WHAT YOU SHOULD DO: Copy out each line in the material below that has the word "Cochins".

EXERCISE MATERIALS:
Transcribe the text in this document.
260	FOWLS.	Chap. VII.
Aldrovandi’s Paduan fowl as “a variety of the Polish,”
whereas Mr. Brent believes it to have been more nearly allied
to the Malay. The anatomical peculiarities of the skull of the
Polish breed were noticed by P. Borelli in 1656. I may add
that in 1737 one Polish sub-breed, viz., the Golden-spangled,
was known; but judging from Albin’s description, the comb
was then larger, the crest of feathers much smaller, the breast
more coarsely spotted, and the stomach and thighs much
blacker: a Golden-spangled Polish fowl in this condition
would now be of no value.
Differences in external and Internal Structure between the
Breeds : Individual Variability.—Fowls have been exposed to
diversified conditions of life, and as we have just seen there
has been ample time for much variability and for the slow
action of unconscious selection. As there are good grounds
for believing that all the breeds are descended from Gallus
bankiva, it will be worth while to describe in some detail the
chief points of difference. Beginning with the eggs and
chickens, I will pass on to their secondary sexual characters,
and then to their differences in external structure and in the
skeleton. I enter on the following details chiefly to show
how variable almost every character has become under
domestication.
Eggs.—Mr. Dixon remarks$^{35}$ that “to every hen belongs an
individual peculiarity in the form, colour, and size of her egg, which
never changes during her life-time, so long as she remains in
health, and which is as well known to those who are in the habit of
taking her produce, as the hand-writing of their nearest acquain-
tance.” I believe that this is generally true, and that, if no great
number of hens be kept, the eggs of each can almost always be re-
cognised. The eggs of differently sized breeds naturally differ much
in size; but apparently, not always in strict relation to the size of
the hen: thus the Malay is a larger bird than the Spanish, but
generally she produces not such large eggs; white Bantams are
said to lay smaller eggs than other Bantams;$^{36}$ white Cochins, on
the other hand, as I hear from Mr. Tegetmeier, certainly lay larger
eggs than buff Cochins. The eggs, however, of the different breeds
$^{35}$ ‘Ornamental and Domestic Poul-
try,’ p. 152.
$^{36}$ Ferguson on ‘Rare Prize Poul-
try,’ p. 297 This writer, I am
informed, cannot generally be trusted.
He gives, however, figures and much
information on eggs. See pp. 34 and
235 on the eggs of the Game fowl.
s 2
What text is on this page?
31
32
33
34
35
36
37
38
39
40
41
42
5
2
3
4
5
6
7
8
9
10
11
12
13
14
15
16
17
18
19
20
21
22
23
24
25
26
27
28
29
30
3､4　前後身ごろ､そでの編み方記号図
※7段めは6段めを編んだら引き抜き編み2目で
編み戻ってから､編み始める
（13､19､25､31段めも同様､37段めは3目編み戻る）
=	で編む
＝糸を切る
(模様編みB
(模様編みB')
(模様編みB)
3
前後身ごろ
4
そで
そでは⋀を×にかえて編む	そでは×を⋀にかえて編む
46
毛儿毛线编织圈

ANSWER:
said to lay smaller eggs than other Bantams;$^{36}$ white Cochins, on
eggs than buff Cochins. The eggs, however, of the different breeds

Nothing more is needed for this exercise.